» Goal
Where the data below has the string "screenshot", return the whole line.

» Data to use
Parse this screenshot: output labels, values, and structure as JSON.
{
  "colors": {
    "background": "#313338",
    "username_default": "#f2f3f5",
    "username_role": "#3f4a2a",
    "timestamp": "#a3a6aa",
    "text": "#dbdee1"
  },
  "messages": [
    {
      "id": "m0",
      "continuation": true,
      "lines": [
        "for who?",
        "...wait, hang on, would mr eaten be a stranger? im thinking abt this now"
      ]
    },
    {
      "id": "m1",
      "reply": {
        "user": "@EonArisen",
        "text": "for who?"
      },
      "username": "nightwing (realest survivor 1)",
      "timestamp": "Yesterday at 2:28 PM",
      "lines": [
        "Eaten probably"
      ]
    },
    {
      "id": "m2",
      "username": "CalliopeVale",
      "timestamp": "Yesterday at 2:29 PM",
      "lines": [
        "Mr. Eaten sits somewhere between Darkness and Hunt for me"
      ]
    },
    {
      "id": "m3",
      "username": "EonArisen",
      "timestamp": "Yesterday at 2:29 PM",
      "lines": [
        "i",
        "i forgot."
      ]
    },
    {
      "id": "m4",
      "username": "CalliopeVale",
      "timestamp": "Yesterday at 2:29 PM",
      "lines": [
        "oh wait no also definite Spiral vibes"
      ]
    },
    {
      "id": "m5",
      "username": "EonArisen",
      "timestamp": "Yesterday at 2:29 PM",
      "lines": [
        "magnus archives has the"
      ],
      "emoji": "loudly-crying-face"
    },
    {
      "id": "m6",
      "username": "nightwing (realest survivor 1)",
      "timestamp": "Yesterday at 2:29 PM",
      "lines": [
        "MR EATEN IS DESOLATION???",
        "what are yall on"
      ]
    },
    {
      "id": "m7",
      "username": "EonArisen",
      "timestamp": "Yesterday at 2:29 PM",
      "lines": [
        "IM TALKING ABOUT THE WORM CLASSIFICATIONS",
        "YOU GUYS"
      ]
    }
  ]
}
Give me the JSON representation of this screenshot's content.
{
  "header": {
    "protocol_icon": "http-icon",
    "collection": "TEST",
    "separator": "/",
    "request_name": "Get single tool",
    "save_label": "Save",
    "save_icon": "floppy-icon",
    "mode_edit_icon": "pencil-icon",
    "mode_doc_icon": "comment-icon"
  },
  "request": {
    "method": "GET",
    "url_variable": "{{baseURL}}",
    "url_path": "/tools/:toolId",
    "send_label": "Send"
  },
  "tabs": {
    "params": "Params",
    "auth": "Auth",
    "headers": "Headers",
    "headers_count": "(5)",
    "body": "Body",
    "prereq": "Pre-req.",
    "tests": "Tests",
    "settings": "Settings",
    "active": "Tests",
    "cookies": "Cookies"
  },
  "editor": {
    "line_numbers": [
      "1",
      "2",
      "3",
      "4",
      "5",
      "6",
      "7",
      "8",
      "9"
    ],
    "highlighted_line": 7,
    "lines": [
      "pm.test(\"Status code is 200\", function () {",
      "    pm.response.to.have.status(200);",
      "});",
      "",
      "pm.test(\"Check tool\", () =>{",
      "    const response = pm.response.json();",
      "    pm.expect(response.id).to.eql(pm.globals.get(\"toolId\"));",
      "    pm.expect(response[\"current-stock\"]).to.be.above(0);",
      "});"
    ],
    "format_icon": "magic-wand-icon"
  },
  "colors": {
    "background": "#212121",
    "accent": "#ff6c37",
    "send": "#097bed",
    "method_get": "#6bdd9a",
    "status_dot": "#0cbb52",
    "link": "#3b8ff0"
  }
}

» Exercise result
Parse this screenshot: output labels, values, and structure as JSON.
Give me the JSON representation of this screenshot's content.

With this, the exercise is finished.